[Given records]
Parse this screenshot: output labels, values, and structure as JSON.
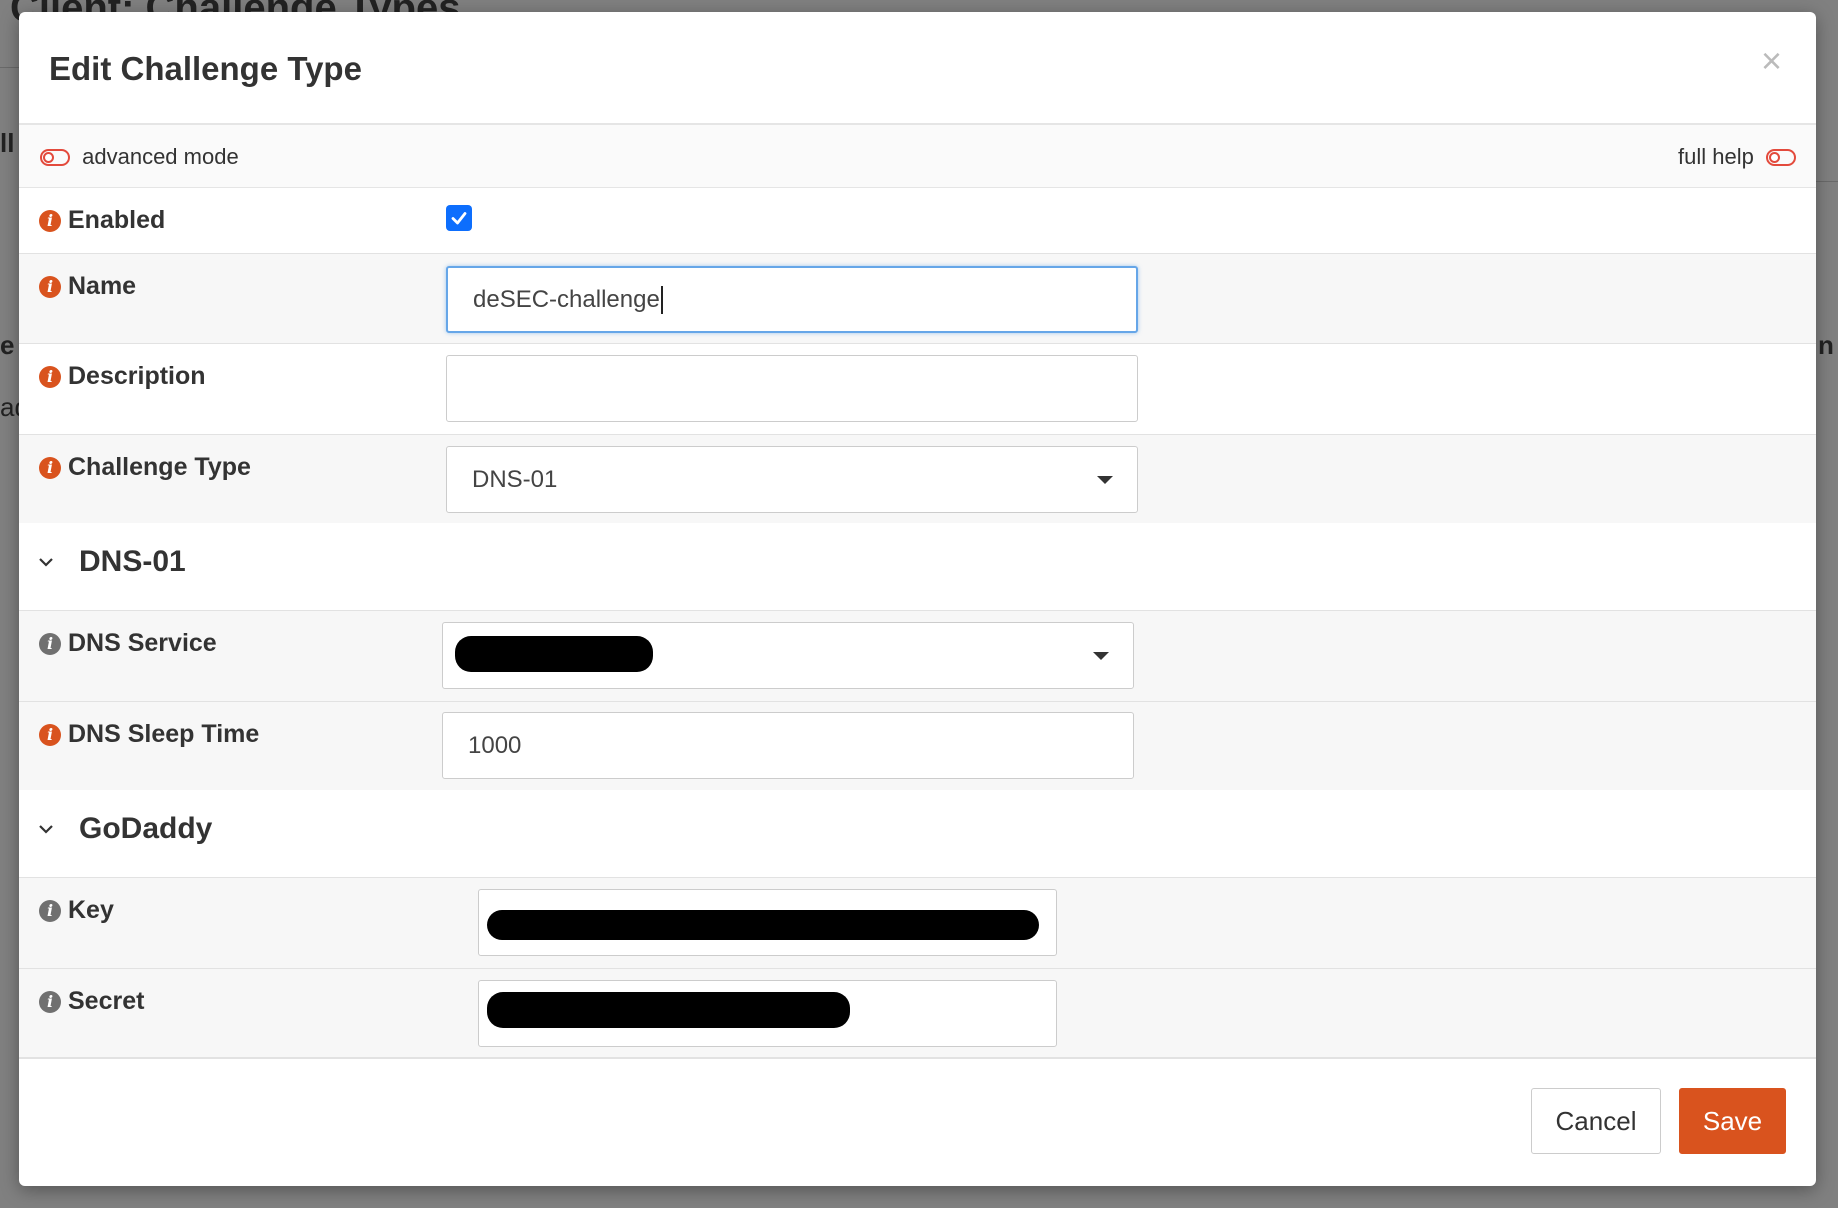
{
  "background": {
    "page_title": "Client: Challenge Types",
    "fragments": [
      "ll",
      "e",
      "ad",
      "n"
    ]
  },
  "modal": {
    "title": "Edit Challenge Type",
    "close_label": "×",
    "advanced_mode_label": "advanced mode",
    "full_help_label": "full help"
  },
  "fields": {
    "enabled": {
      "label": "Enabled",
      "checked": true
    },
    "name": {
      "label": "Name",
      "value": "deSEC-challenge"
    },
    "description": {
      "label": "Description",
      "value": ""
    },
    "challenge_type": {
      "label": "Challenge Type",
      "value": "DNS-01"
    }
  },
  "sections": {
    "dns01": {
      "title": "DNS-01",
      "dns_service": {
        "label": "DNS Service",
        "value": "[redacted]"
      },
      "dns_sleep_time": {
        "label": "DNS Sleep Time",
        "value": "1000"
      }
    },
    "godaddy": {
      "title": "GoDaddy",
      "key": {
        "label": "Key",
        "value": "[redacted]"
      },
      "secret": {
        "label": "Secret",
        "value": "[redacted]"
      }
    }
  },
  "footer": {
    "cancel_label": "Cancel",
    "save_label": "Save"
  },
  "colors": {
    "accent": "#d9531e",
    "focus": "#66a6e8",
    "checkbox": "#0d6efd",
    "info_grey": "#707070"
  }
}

[Written task] From start to finish, output the listing exactly, but omit its pictures.

[Expected output]
Parse this screenshot: output labels, values, and structure as JSON.
{
  "background": {
    "page_title": "Client: Challenge Types",
    "fragments": [
      "ll",
      "e",
      "ad",
      "n"
    ]
  },
  "modal": {
    "title": "Edit Challenge Type",
    "close_label": "×",
    "advanced_mode_label": "advanced mode",
    "full_help_label": "full help"
  },
  "fields": {
    "enabled": {
      "label": "Enabled",
      "checked": true
    },
    "name": {
      "label": "Name",
      "value": "deSEC-challenge"
    },
    "description": {
      "label": "Description",
      "value": ""
    },
    "challenge_type": {
      "label": "Challenge Type",
      "value": "DNS-01"
    }
  },
  "sections": {
    "dns01": {
      "title": "DNS-01",
      "dns_service": {
        "label": "DNS Service",
        "value": "[redacted]"
      },
      "dns_sleep_time": {
        "label": "DNS Sleep Time",
        "value": "1000"
      }
    },
    "godaddy": {
      "title": "GoDaddy",
      "key": {
        "label": "Key",
        "value": "[redacted]"
      },
      "secret": {
        "label": "Secret",
        "value": "[redacted]"
      }
    }
  },
  "footer": {
    "cancel_label": "Cancel",
    "save_label": "Save"
  },
  "colors": {
    "accent": "#d9531e",
    "focus": "#66a6e8",
    "checkbox": "#0d6efd",
    "info_grey": "#707070"
  }
}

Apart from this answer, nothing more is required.